Problem details ▸ Check each line of the entries for the string "Investments". Report only how many lines have it.

Data supplied ▸
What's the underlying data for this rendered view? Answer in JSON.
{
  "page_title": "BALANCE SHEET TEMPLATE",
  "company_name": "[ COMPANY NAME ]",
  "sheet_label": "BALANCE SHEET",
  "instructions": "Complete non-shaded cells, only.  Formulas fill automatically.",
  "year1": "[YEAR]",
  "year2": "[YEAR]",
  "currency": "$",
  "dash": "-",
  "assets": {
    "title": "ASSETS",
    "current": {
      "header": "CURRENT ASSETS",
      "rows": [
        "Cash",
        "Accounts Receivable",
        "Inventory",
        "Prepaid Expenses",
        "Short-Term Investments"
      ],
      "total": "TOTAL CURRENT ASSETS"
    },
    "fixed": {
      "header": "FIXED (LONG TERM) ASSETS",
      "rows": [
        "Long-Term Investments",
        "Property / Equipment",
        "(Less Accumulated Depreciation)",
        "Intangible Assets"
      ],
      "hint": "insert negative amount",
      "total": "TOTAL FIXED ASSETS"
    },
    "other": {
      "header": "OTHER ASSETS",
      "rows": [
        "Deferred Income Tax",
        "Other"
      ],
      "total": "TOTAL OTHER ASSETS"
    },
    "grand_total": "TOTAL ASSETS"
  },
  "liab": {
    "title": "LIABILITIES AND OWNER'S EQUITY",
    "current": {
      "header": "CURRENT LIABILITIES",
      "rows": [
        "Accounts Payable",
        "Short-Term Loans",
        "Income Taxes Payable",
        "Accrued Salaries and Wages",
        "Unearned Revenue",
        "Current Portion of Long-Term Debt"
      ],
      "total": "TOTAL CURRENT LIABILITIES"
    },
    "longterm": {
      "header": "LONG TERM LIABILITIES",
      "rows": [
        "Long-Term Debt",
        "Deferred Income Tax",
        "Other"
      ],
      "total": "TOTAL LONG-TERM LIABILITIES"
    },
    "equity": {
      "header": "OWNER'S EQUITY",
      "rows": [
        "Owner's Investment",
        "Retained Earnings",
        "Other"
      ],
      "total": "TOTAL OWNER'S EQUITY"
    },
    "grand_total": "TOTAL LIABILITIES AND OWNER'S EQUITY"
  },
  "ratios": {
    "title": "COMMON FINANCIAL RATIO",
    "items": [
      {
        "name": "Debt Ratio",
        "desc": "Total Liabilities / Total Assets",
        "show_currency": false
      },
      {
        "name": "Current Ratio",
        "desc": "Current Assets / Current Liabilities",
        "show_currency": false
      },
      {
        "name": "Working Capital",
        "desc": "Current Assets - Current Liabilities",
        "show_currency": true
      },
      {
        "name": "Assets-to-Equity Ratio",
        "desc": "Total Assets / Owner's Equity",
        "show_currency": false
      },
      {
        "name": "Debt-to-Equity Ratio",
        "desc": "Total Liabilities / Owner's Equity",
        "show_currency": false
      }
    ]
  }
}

Response ▸ 2